**Directions for this task:** Below are some records; repeat them all exactly, minus the pictures.

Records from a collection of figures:

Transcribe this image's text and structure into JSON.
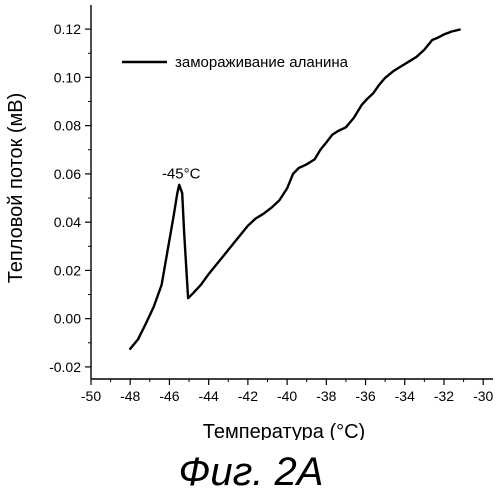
{
  "figure": {
    "caption": "Фиг. 2А"
  },
  "chart_data": {
    "type": "line",
    "title": "",
    "xlabel": "Температура (°C)",
    "ylabel": "Тепловой поток (мВ)",
    "xlim": [
      -50,
      -29.5
    ],
    "ylim": [
      -0.025,
      0.13
    ],
    "xticks": [
      -50,
      -48,
      -46,
      -44,
      -42,
      -40,
      -38,
      -36,
      -34,
      -32,
      -30
    ],
    "xtick_labels": [
      "-50",
      "-48",
      "-46",
      "-44",
      "-42",
      "-40",
      "-38",
      "-36",
      "-34",
      "-32",
      "-30"
    ],
    "yticks": [
      -0.02,
      0,
      0.02,
      0.04,
      0.06,
      0.08,
      0.1,
      0.12
    ],
    "ytick_labels": [
      "-0.02",
      "0.00",
      "0.02",
      "0.04",
      "0.06",
      "0.08",
      "0.10",
      "0.12"
    ],
    "grid": false,
    "legend_position": "top-left",
    "annotations": [
      {
        "text": "-45°C",
        "x": -45.4,
        "y": 0.058
      }
    ],
    "series": [
      {
        "name": "замораживание аланина",
        "color": "#000000",
        "x": [
          -48.0,
          -47.6,
          -47.2,
          -46.8,
          -46.4,
          -46.1,
          -45.8,
          -45.6,
          -45.5,
          -45.35,
          -45.25,
          -45.05,
          -44.8,
          -44.4,
          -44.0,
          -43.5,
          -43.0,
          -42.5,
          -42.0,
          -41.6,
          -41.2,
          -40.8,
          -40.4,
          -40.0,
          -39.7,
          -39.4,
          -39.2,
          -39.0,
          -38.6,
          -38.3,
          -38.0,
          -37.7,
          -37.4,
          -37.0,
          -36.6,
          -36.2,
          -35.9,
          -35.6,
          -35.3,
          -35.0,
          -34.6,
          -34.2,
          -33.8,
          -33.4,
          -33.0,
          -32.6,
          -32.3,
          -32.0,
          -31.6,
          -31.2
        ],
        "y": [
          -0.0125,
          -0.0085,
          -0.002,
          0.005,
          0.014,
          0.028,
          0.042,
          0.052,
          0.0555,
          0.052,
          0.036,
          0.0085,
          0.0105,
          0.014,
          0.0185,
          0.0235,
          0.0285,
          0.0335,
          0.0385,
          0.0415,
          0.0435,
          0.046,
          0.049,
          0.054,
          0.06,
          0.0625,
          0.0632,
          0.064,
          0.066,
          0.07,
          0.073,
          0.0762,
          0.0778,
          0.0793,
          0.0832,
          0.0885,
          0.0912,
          0.0935,
          0.097,
          0.0998,
          0.1025,
          0.1045,
          0.1065,
          0.1085,
          0.1115,
          0.1155,
          0.1165,
          0.1178,
          0.119,
          0.1198
        ]
      }
    ]
  }
}
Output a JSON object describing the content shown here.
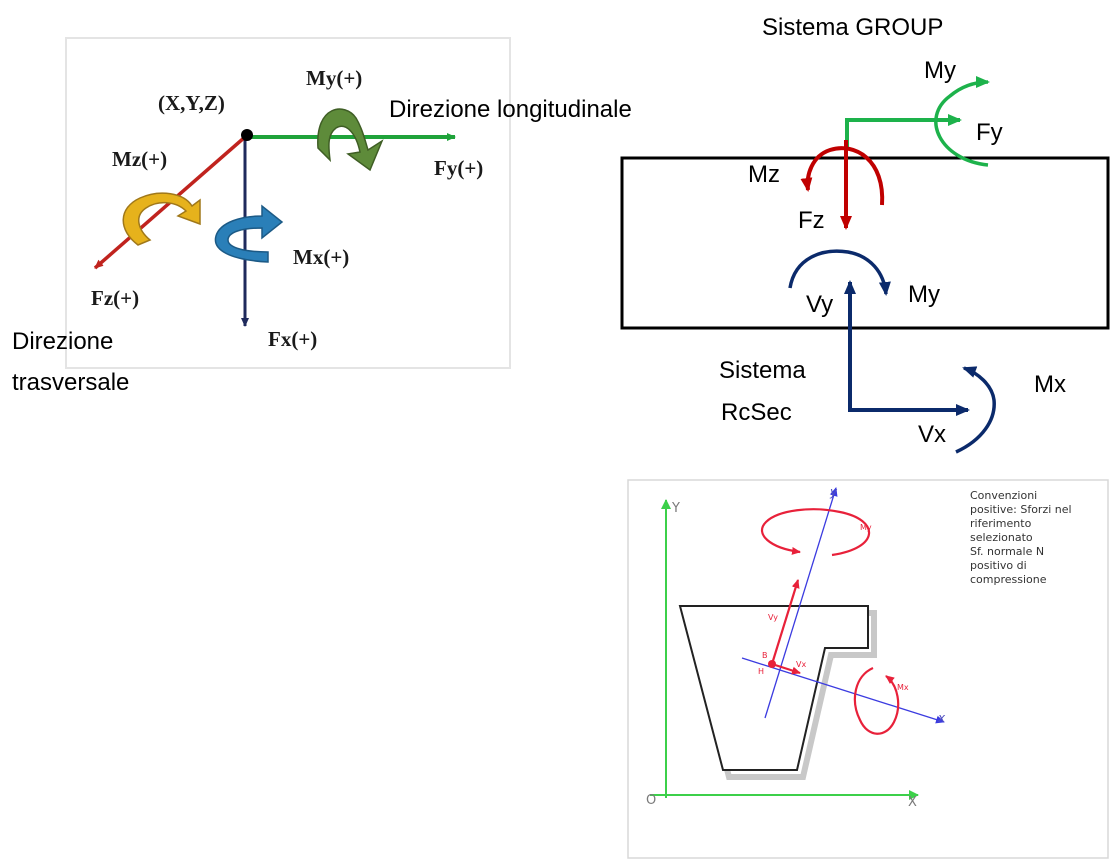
{
  "panel1": {
    "origin_label": "(X,Y,Z)",
    "my_label": "My(+)",
    "long_dir_label": "Direzione longitudinale",
    "fy_label": "Fy(+)",
    "mz_label": "Mz(+)",
    "mx_label": "Mx(+)",
    "fz_label": "Fz(+)",
    "fx_label": "Fx(+)",
    "trasv_line1": "Direzione",
    "trasv_line2": "trasversale",
    "colors": {
      "fy": "#1fa33a",
      "fz": "#c0231e",
      "fx": "#1f2a5c",
      "my": "#5e8b3a",
      "mz": "#e6b21c",
      "mx": "#2a7fb8"
    }
  },
  "panel2": {
    "title": "Sistema GROUP",
    "my_top": "My",
    "fy": "Fy",
    "mz": "Mz",
    "fz": "Fz",
    "vy": "Vy",
    "my_mid": "My",
    "sistema_line1": "Sistema",
    "sistema_line2": "RcSec",
    "mx": "Mx",
    "vx": "Vx",
    "colors": {
      "green": "#1db24b",
      "red": "#c00000",
      "navy": "#0b2a6b"
    }
  },
  "panel3": {
    "axis_y": "Y",
    "axis_x": "X",
    "origin": "O",
    "local_y": "y",
    "local_x": "x",
    "my_label": "My",
    "mx_label": "Mx",
    "vy_label": "Vy",
    "vx_label": "Vx",
    "b_label": "B",
    "h_label": "H",
    "note_lines": [
      "Convenzioni",
      "positive: Sforzi nel",
      "riferimento",
      "selezionato",
      "Sf. normale N",
      "positivo di",
      "compressione"
    ]
  }
}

**Result for this task:**
Transcribe this image's text and structure into JSON.
{
  "figure": {
    "caption": "Фиг. 2А"
  },
  "chart_data": {
    "type": "line",
    "title": "",
    "xlabel": "Температура (°C)",
    "ylabel": "Тепловой поток (мВ)",
    "xlim": [
      -50,
      -29.5
    ],
    "ylim": [
      -0.025,
      0.13
    ],
    "xticks": [
      -50,
      -48,
      -46,
      -44,
      -42,
      -40,
      -38,
      -36,
      -34,
      -32,
      -30
    ],
    "xtick_labels": [
      "-50",
      "-48",
      "-46",
      "-44",
      "-42",
      "-40",
      "-38",
      "-36",
      "-34",
      "-32",
      "-30"
    ],
    "yticks": [
      -0.02,
      0,
      0.02,
      0.04,
      0.06,
      0.08,
      0.1,
      0.12
    ],
    "ytick_labels": [
      "-0.02",
      "0.00",
      "0.02",
      "0.04",
      "0.06",
      "0.08",
      "0.10",
      "0.12"
    ],
    "grid": false,
    "legend_position": "top-left",
    "annotations": [
      {
        "text": "-45°C",
        "x": -45.4,
        "y": 0.058
      }
    ],
    "series": [
      {
        "name": "замораживание аланина",
        "color": "#000000",
        "x": [
          -48.0,
          -47.6,
          -47.2,
          -46.8,
          -46.4,
          -46.1,
          -45.8,
          -45.6,
          -45.5,
          -45.35,
          -45.25,
          -45.05,
          -44.8,
          -44.4,
          -44.0,
          -43.5,
          -43.0,
          -42.5,
          -42.0,
          -41.6,
          -41.2,
          -40.8,
          -40.4,
          -40.0,
          -39.7,
          -39.4,
          -39.2,
          -39.0,
          -38.6,
          -38.3,
          -38.0,
          -37.7,
          -37.4,
          -37.0,
          -36.6,
          -36.2,
          -35.9,
          -35.6,
          -35.3,
          -35.0,
          -34.6,
          -34.2,
          -33.8,
          -33.4,
          -33.0,
          -32.6,
          -32.3,
          -32.0,
          -31.6,
          -31.2
        ],
        "y": [
          -0.0125,
          -0.0085,
          -0.002,
          0.005,
          0.014,
          0.028,
          0.042,
          0.052,
          0.0555,
          0.052,
          0.036,
          0.0085,
          0.0105,
          0.014,
          0.0185,
          0.0235,
          0.0285,
          0.0335,
          0.0385,
          0.0415,
          0.0435,
          0.046,
          0.049,
          0.054,
          0.06,
          0.0625,
          0.0632,
          0.064,
          0.066,
          0.07,
          0.073,
          0.0762,
          0.0778,
          0.0793,
          0.0832,
          0.0885,
          0.0912,
          0.0935,
          0.097,
          0.0998,
          0.1025,
          0.1045,
          0.1065,
          0.1085,
          0.1115,
          0.1155,
          0.1165,
          0.1178,
          0.119,
          0.1198
        ]
      }
    ]
  }
}
Output a JSON object describing the content shown here.
{
  "panel1": {
    "origin_label": "(X,Y,Z)",
    "my_label": "My(+)",
    "long_dir_label": "Direzione longitudinale",
    "fy_label": "Fy(+)",
    "mz_label": "Mz(+)",
    "mx_label": "Mx(+)",
    "fz_label": "Fz(+)",
    "fx_label": "Fx(+)",
    "trasv_line1": "Direzione",
    "trasv_line2": "trasversale",
    "colors": {
      "fy": "#1fa33a",
      "fz": "#c0231e",
      "fx": "#1f2a5c",
      "my": "#5e8b3a",
      "mz": "#e6b21c",
      "mx": "#2a7fb8"
    }
  },
  "panel2": {
    "title": "Sistema GROUP",
    "my_top": "My",
    "fy": "Fy",
    "mz": "Mz",
    "fz": "Fz",
    "vy": "Vy",
    "my_mid": "My",
    "sistema_line1": "Sistema",
    "sistema_line2": "RcSec",
    "mx": "Mx",
    "vx": "Vx",
    "colors": {
      "green": "#1db24b",
      "red": "#c00000",
      "navy": "#0b2a6b"
    }
  },
  "panel3": {
    "axis_y": "Y",
    "axis_x": "X",
    "origin": "O",
    "local_y": "y",
    "local_x": "x",
    "my_label": "My",
    "mx_label": "Mx",
    "vy_label": "Vy",
    "vx_label": "Vx",
    "b_label": "B",
    "h_label": "H",
    "note_lines": [
      "Convenzioni",
      "positive: Sforzi nel",
      "riferimento",
      "selezionato",
      "Sf. normale N",
      "positivo di",
      "compressione"
    ]
  }
}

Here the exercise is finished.